◆ **What the exercise asks**
Each line below must be set down exactly; omit any image you find.

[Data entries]

---+---

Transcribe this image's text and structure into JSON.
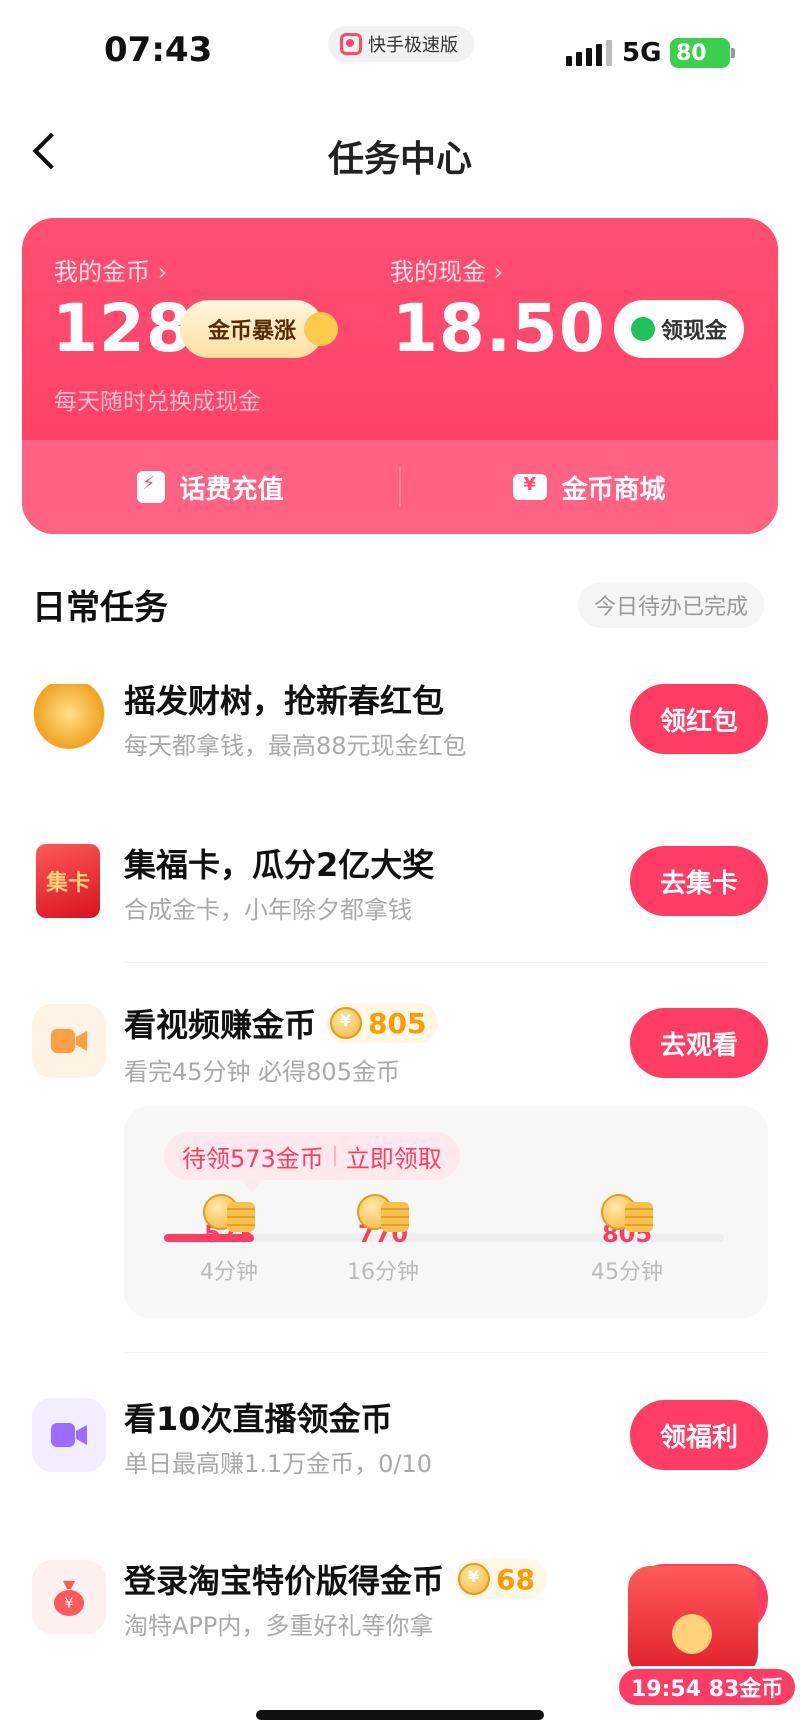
{
  "status_bar": {
    "time": "07:43",
    "app_name": "快手极速版",
    "network": "5G",
    "battery": "80"
  },
  "header": {
    "title": "任务中心"
  },
  "wallet": {
    "coins_label": "我的金币 ›",
    "coins_value": "128",
    "coins_badge": "金币暴涨",
    "cash_label": "我的现金 ›",
    "cash_value": "18.50",
    "cash_button": "领现金",
    "subtitle": "每天随时兑换成现金",
    "links": [
      {
        "label": "话费充值",
        "icon": "bolt-icon"
      },
      {
        "label": "金币商城",
        "icon": "ticket-icon"
      }
    ]
  },
  "daily": {
    "title": "日常任务",
    "tag": "今日待办已完成",
    "tasks": [
      {
        "title": "摇发财树，抢新春红包",
        "desc": "每天都拿钱，最高88元现金红包",
        "button": "领红包",
        "icon": "money-tree-icon"
      },
      {
        "title": "集福卡，瓜分2亿大奖",
        "desc": "合成金卡，小年除夕都拿钱",
        "button": "去集卡",
        "icon": "fu-card-icon",
        "icon_text": "集卡"
      },
      {
        "title": "看视频赚金币",
        "coins": "805",
        "desc": "看完45分钟 必得805金币",
        "button": "去观看",
        "icon": "video-camera-icon"
      },
      {
        "title": "看10次直播领金币",
        "desc": "单日最高赚1.1万金币，0/10",
        "button": "领福利",
        "icon": "live-camera-icon"
      },
      {
        "title": "登录淘宝特价版得金币",
        "coins": "68",
        "desc": "淘特APP内，多重好礼等你拿",
        "button": "",
        "icon": "money-bag-icon"
      }
    ]
  },
  "video_progress": {
    "tip_left": "待领573金币",
    "tip_right": "立即领取",
    "progress": 0.16,
    "milestones": [
      {
        "amount": "573",
        "time": "4分钟"
      },
      {
        "amount": "770",
        "time": "16分钟"
      },
      {
        "amount": "805",
        "time": "45分钟"
      }
    ]
  },
  "float_badge": {
    "text": "19:54 83金币"
  },
  "colors": {
    "accent": "#ff3c64",
    "gold": "#ff9a00"
  }
}
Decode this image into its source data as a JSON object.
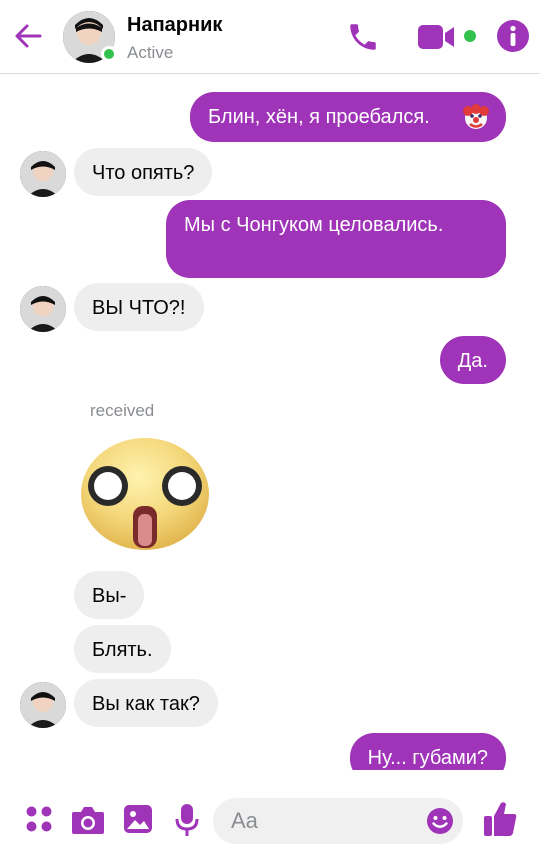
{
  "header": {
    "contact_name": "Напарник",
    "status": "Active"
  },
  "messages": [
    {
      "direction": "out",
      "text": "Блин, хён, я проебался."
    },
    {
      "direction": "in",
      "text": "Что опять?"
    },
    {
      "direction": "out",
      "text": "Мы с Чонгуком целовались."
    },
    {
      "direction": "in",
      "text": "ВЫ ЧТО?!"
    },
    {
      "direction": "out",
      "text": "Да."
    },
    {
      "direction": "in",
      "text": "Вы-"
    },
    {
      "direction": "in",
      "text": "Блять."
    },
    {
      "direction": "in",
      "text": "Вы как так?"
    },
    {
      "direction": "out",
      "text": "Ну... губами?"
    }
  ],
  "received_label": "received",
  "composer": {
    "placeholder": "Aa"
  },
  "colors": {
    "accent": "#a034b8",
    "incoming_bubble": "#eeeeee",
    "online": "#31c24d"
  }
}
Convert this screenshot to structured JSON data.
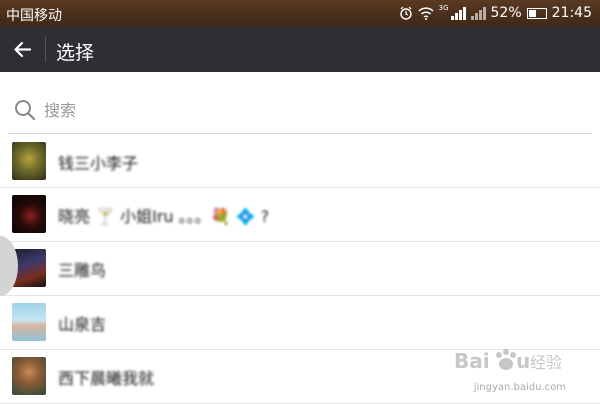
{
  "status_bar": {
    "carrier": "中国移动",
    "network": "3G",
    "battery": "52%",
    "battery_level": 0.52,
    "time": "21:45"
  },
  "title_bar": {
    "title": "选择"
  },
  "search": {
    "placeholder": "搜索"
  },
  "contacts": [
    {
      "name": "钱三小李子"
    },
    {
      "name": "晓亮 🍸 小姐Iru 。。。💐 💠 ?"
    },
    {
      "name": "三雕鸟"
    },
    {
      "name": "山泉吉"
    },
    {
      "name": "西下晨曦我就"
    }
  ],
  "watermark": {
    "brand": "Baidu 经验",
    "url": "jingyan.baidu.com"
  },
  "colors": {
    "title_bar": "#2e2f33",
    "status_bar": "#4a3220"
  },
  "icons": [
    "back-arrow-icon",
    "search-icon",
    "alarm-icon",
    "wifi-icon",
    "signal-icon",
    "battery-icon"
  ]
}
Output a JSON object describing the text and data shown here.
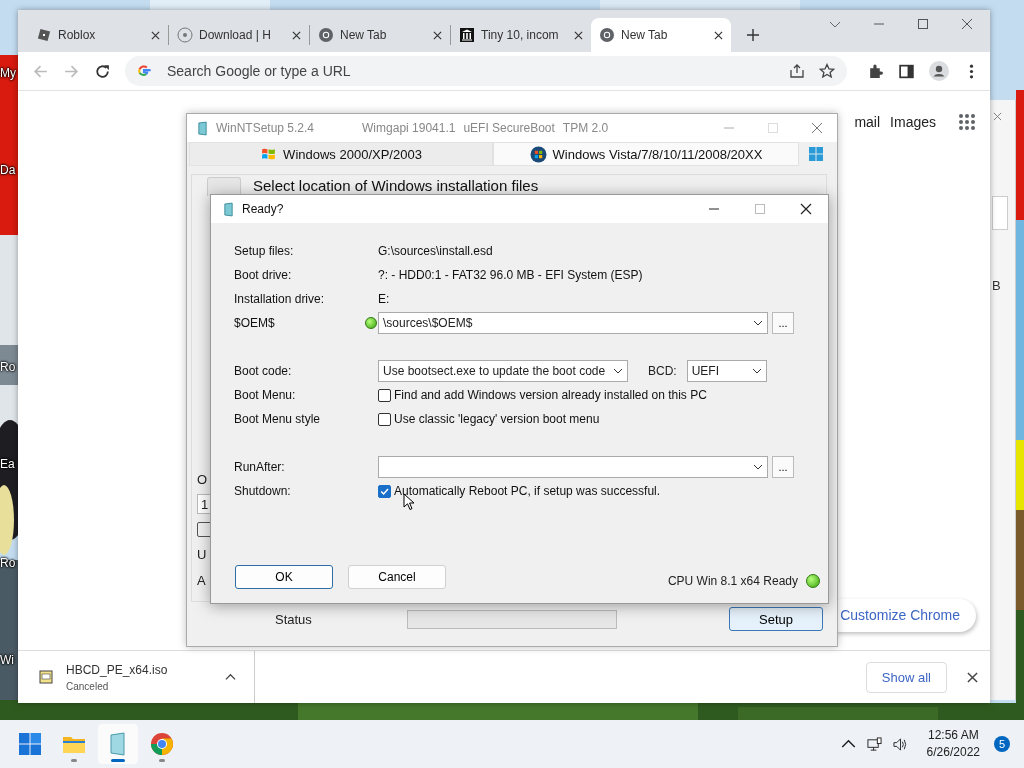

---+---

◆ **Expected answer**
Transcribe this image's text and structure into JSON.
{
  "status_bar": {
    "time": "07:43",
    "app_name": "快手极速版",
    "network": "5G",
    "battery": "80"
  },
  "header": {
    "title": "任务中心"
  },
  "wallet": {
    "coins_label": "我的金币 ›",
    "coins_value": "128",
    "coins_badge": "金币暴涨",
    "cash_label": "我的现金 ›",
    "cash_value": "18.50",
    "cash_button": "领现金",
    "subtitle": "每天随时兑换成现金",
    "links": [
      {
        "label": "话费充值",
        "icon": "bolt-icon"
      },
      {
        "label": "金币商城",
        "icon": "ticket-icon"
      }
    ]
  },
  "daily": {
    "title": "日常任务",
    "tag": "今日待办已完成",
    "tasks": [
      {
        "title": "摇发财树，抢新春红包",
        "desc": "每天都拿钱，最高88元现金红包",
        "button": "领红包",
        "icon": "money-tree-icon"
      },
      {
        "title": "集福卡，瓜分2亿大奖",
        "desc": "合成金卡，小年除夕都拿钱",
        "button": "去集卡",
        "icon": "fu-card-icon",
        "icon_text": "集卡"
      },
      {
        "title": "看视频赚金币",
        "coins": "805",
        "desc": "看完45分钟 必得805金币",
        "button": "去观看",
        "icon": "video-camera-icon"
      },
      {
        "title": "看10次直播领金币",
        "desc": "单日最高赚1.1万金币，0/10",
        "button": "领福利",
        "icon": "live-camera-icon"
      },
      {
        "title": "登录淘宝特价版得金币",
        "coins": "68",
        "desc": "淘特APP内，多重好礼等你拿",
        "button": "",
        "icon": "money-bag-icon"
      }
    ]
  },
  "video_progress": {
    "tip_left": "待领573金币",
    "tip_right": "立即领取",
    "progress": 0.16,
    "milestones": [
      {
        "amount": "573",
        "time": "4分钟"
      },
      {
        "amount": "770",
        "time": "16分钟"
      },
      {
        "amount": "805",
        "time": "45分钟"
      }
    ]
  },
  "float_badge": {
    "text": "19:54 83金币"
  },
  "colors": {
    "accent": "#ff3c64",
    "gold": "#ff9a00"
  }
}
Decode this image into its source data as a JSON object.
{
  "header": {
    "contact_name": "Напарник",
    "status": "Active"
  },
  "messages": [
    {
      "direction": "out",
      "text": "Блин, хён, я проебался."
    },
    {
      "direction": "in",
      "text": "Что опять?"
    },
    {
      "direction": "out",
      "text": "Мы с Чонгуком целовались."
    },
    {
      "direction": "in",
      "text": "ВЫ ЧТО?!"
    },
    {
      "direction": "out",
      "text": "Да."
    },
    {
      "direction": "in",
      "text": "Вы-"
    },
    {
      "direction": "in",
      "text": "Блять."
    },
    {
      "direction": "in",
      "text": "Вы как так?"
    },
    {
      "direction": "out",
      "text": "Ну... губами?"
    }
  ],
  "received_label": "received",
  "composer": {
    "placeholder": "Aa"
  },
  "colors": {
    "accent": "#a034b8",
    "incoming_bubble": "#eeeeee",
    "online": "#31c24d"
  }
}
Convert this screenshot to structured JSON data.
{
  "status_bar": {
    "carrier": "中国移动",
    "network": "3G",
    "battery": "52%",
    "battery_level": 0.52,
    "time": "21:45"
  },
  "title_bar": {
    "title": "选择"
  },
  "search": {
    "placeholder": "搜索"
  },
  "contacts": [
    {
      "name": "钱三小李子"
    },
    {
      "name": "晓亮 🍸 小姐Iru 。。。💐 💠 ?"
    },
    {
      "name": "三雕鸟"
    },
    {
      "name": "山泉吉"
    },
    {
      "name": "西下晨曦我就"
    }
  ],
  "watermark": {
    "brand": "Baidu 经验",
    "url": "jingyan.baidu.com"
  },
  "colors": {
    "title_bar": "#2e2f33",
    "status_bar": "#4a3220"
  },
  "icons": [
    "back-arrow-icon",
    "search-icon",
    "alarm-icon",
    "wifi-icon",
    "signal-icon",
    "battery-icon"
  ]
}
Output a JSON object describing the text and data shown here.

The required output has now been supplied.